■ Records from a collection of figures
=======

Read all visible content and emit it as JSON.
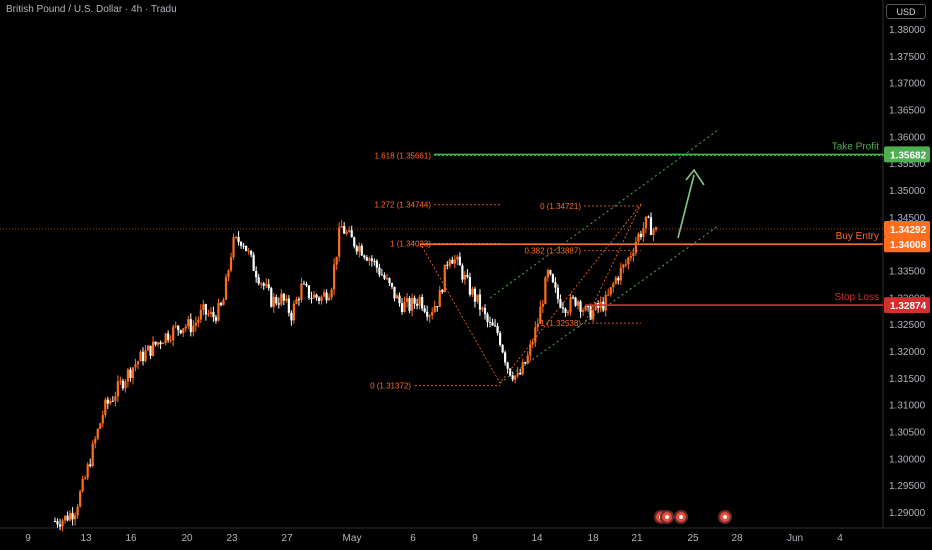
{
  "symbol_title": "British Pound / U.S. Dollar · 4h · Tradu",
  "currency": "USD",
  "chart_data": {
    "type": "candlestick",
    "y_ticks": [
      1.29,
      1.295,
      1.3,
      1.305,
      1.31,
      1.315,
      1.32,
      1.325,
      1.33,
      1.335,
      1.34,
      1.345,
      1.35,
      1.355,
      1.36,
      1.365,
      1.37,
      1.375,
      1.38
    ],
    "y_tick_labels": [
      "1.29000",
      "1.29500",
      "1.30000",
      "1.30500",
      "1.31000",
      "1.31500",
      "1.32000",
      "1.32500",
      "1.33000",
      "1.33500",
      "1.34000",
      "1.34500",
      "1.35000",
      "1.35500",
      "1.36000",
      "1.36500",
      "1.37000",
      "1.37500",
      "1.38000"
    ],
    "ylim": [
      1.2885,
      1.3815
    ],
    "x_ticks": [
      "9",
      "13",
      "16",
      "20",
      "23",
      "27",
      "May",
      "6",
      "9",
      "14",
      "18",
      "21",
      "25",
      "28",
      "Jun",
      "4"
    ],
    "levels": [
      {
        "name": "Take Profit",
        "value": 1.35682,
        "label": "1.35682",
        "color": "#4caf50"
      },
      {
        "name": "Buy Entry",
        "value": 1.34008,
        "label": "1.34008",
        "color": "#ff6d1f"
      },
      {
        "name": "Stop Loss",
        "value": 1.32874,
        "label": "1.32874",
        "color": "#d32f2f"
      }
    ],
    "last_price": {
      "value": 1.34292,
      "label": "1.34292",
      "color": "#ff6d1f"
    },
    "fib_levels": [
      {
        "label": "1.618 (1.35661)",
        "value": 1.35661
      },
      {
        "label": "1.272 (1.34744)",
        "value": 1.34744
      },
      {
        "label": "1 (1.34023)",
        "value": 1.34023
      },
      {
        "label": "0 (1.31372)",
        "value": 1.31372
      },
      {
        "label": "0 (1.34721)",
        "value": 1.34721
      },
      {
        "label": "0.382 (1.33887)",
        "value": 1.33887
      },
      {
        "label": "1 (1.32538)",
        "value": 1.32538
      }
    ],
    "anchors": [
      [
        1.2885,
        1.289,
        1.2905,
        1.296,
        1.303,
        1.3095,
        1.312,
        1.315,
        1.3175,
        1.3195,
        1.321,
        1.3228,
        1.324,
        1.325,
        1.3248,
        1.3275,
        1.3265,
        1.3285,
        1.34,
        1.3412,
        1.3365,
        1.333,
        1.3295,
        1.33,
        1.327,
        1.332,
        1.3305,
        1.33,
        1.332,
        1.3435,
        1.341,
        1.3395,
        1.3375,
        1.335,
        1.332,
        1.329,
        1.3285,
        1.33,
        1.3275,
        1.33,
        1.3385,
        1.336,
        1.332,
        1.329,
        1.325,
        1.3235,
        1.317,
        1.315,
        1.319,
        1.3255,
        1.3345,
        1.33,
        1.3285,
        1.33,
        1.327,
        1.328,
        1.3295,
        1.334,
        1.3365,
        1.341,
        1.344,
        1.3425
      ]
    ]
  }
}
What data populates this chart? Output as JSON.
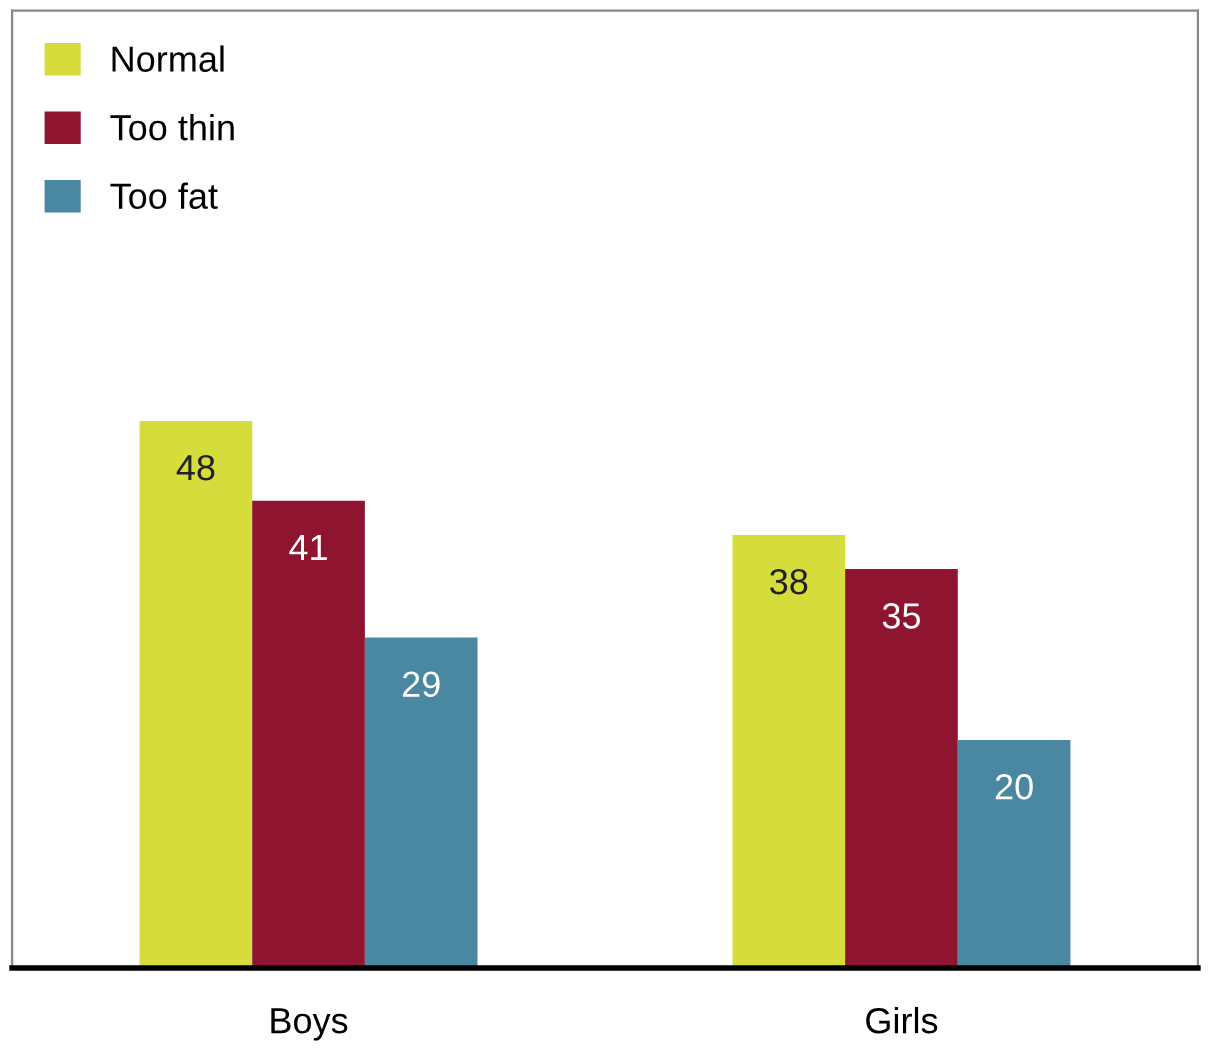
{
  "chart_data": {
    "type": "bar",
    "categories": [
      "Boys",
      "Girls"
    ],
    "series": [
      {
        "name": "Normal",
        "color": "#d6dc3c",
        "values": [
          48,
          38
        ]
      },
      {
        "name": "Too thin",
        "color": "#8e1430",
        "values": [
          41,
          35
        ]
      },
      {
        "name": "Too fat",
        "color": "#4a88a2",
        "values": [
          29,
          20
        ]
      }
    ],
    "data_labels": true,
    "legend": "top left",
    "grid": false,
    "tick_labels": "x"
  }
}
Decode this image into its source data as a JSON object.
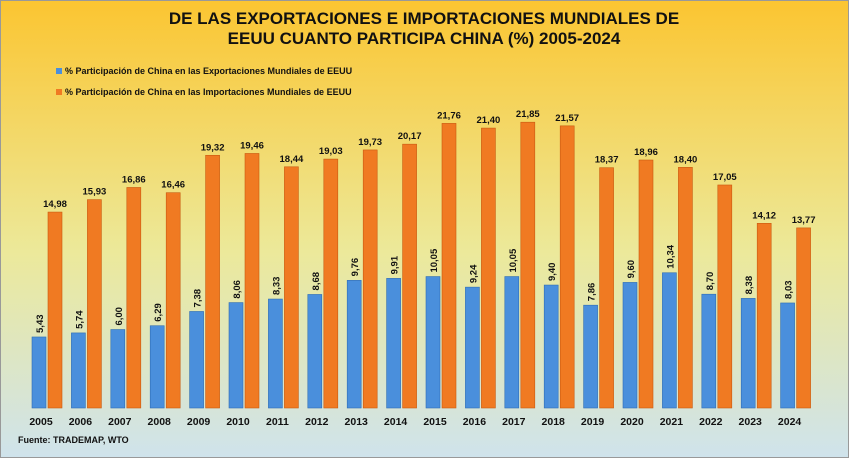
{
  "chart_data": {
    "type": "bar",
    "title": "DE LAS EXPORTACIONES E IMPORTACIONES MUNDIALES DE EEUU CUANTO PARTICIPA CHINA (%) 2005-2024",
    "categories": [
      "2005",
      "2006",
      "2007",
      "2008",
      "2009",
      "2010",
      "2011",
      "2012",
      "2013",
      "2014",
      "2015",
      "2016",
      "2017",
      "2018",
      "2019",
      "2020",
      "2021",
      "2022",
      "2023",
      "2024"
    ],
    "series": [
      {
        "name": "% Participación de China en las Exportaciones Mundiales de EEUU",
        "color": "#4a8fdc",
        "values": [
          5.43,
          5.74,
          6.0,
          6.29,
          7.38,
          8.06,
          8.33,
          8.68,
          9.76,
          9.91,
          10.05,
          9.24,
          10.05,
          9.4,
          7.86,
          9.6,
          10.34,
          8.7,
          8.38,
          8.03
        ],
        "value_labels": [
          "5,43",
          "5,74",
          "6,00",
          "6,29",
          "7,38",
          "8,06",
          "8,33",
          "8,68",
          "9,76",
          "9,91",
          "10,05",
          "9,24",
          "10,05",
          "9,40",
          "7,86",
          "9,60",
          "10,34",
          "8,70",
          "8,38",
          "8,03"
        ]
      },
      {
        "name": "% Participación de China en las Importaciones Mundiales de EEUU",
        "color": "#f07a22",
        "values": [
          14.98,
          15.93,
          16.86,
          16.46,
          19.32,
          19.46,
          18.44,
          19.03,
          19.73,
          20.17,
          21.76,
          21.4,
          21.85,
          21.57,
          18.37,
          18.96,
          18.4,
          17.05,
          14.12,
          13.77
        ],
        "value_labels": [
          "14,98",
          "15,93",
          "16,86",
          "16,46",
          "19,32",
          "19,46",
          "18,44",
          "19,03",
          "19,73",
          "20,17",
          "21,76",
          "21,40",
          "21,85",
          "21,57",
          "18,37",
          "18,96",
          "18,40",
          "17,05",
          "14,12",
          "13,77"
        ]
      }
    ],
    "ylim": [
      0,
      25
    ],
    "legend": "top-left",
    "source": "Fuente: TRADEMAP,  WTO"
  }
}
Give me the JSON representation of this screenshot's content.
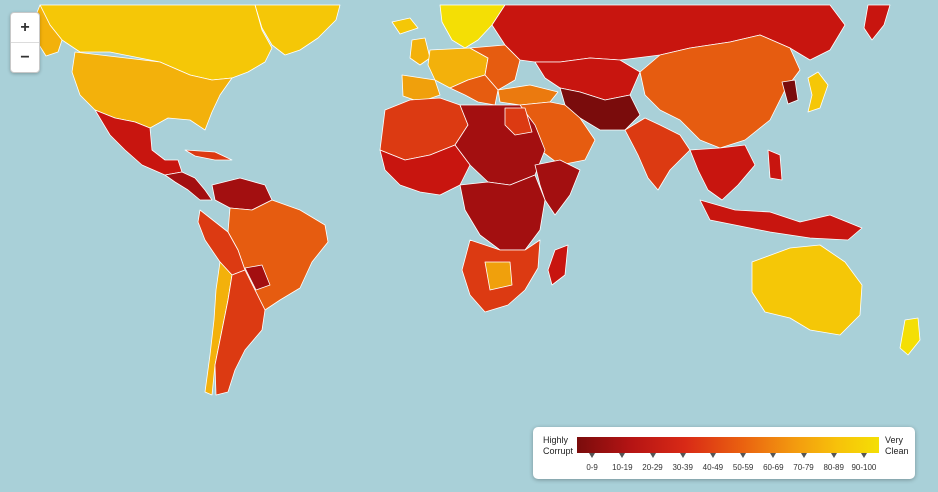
{
  "map": {
    "background_color": "#a9d0d8",
    "colors": {
      "c0": "#7a0c0c",
      "c10": "#a30f10",
      "c20": "#c8150f",
      "c30": "#dc3a12",
      "c40": "#e65c10",
      "c50": "#eb7a0f",
      "c60": "#f0a00c",
      "c70": "#f3b10b",
      "c80": "#f5c707",
      "c90": "#f4df05"
    }
  },
  "zoom": {
    "zoom_in_label": "+",
    "zoom_out_label": "−"
  },
  "legend": {
    "left_label_1": "Highly",
    "left_label_2": "Corrupt",
    "right_label_1": "Very",
    "right_label_2": "Clean",
    "ranges": [
      "0-9",
      "10-19",
      "20-29",
      "30-39",
      "40-49",
      "50-59",
      "60-69",
      "70-79",
      "80-89",
      "90-100"
    ]
  }
}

=======

■ To do
Set down nothing but the lines from the one containing "Give me the" to the final line above, both included, with every picture left out.

■ Expected answer
Give me the JSON representation of this screenshot's content.
{
  "map": {
    "background_color": "#a9d0d8",
    "colors": {
      "c0": "#7a0c0c",
      "c10": "#a30f10",
      "c20": "#c8150f",
      "c30": "#dc3a12",
      "c40": "#e65c10",
      "c50": "#eb7a0f",
      "c60": "#f0a00c",
      "c70": "#f3b10b",
      "c80": "#f5c707",
      "c90": "#f4df05"
    }
  },
  "zoom": {
    "zoom_in_label": "+",
    "zoom_out_label": "−"
  },
  "legend": {
    "left_label_1": "Highly",
    "left_label_2": "Corrupt",
    "right_label_1": "Very",
    "right_label_2": "Clean",
    "ranges": [
      "0-9",
      "10-19",
      "20-29",
      "30-39",
      "40-49",
      "50-59",
      "60-69",
      "70-79",
      "80-89",
      "90-100"
    ]
  }
}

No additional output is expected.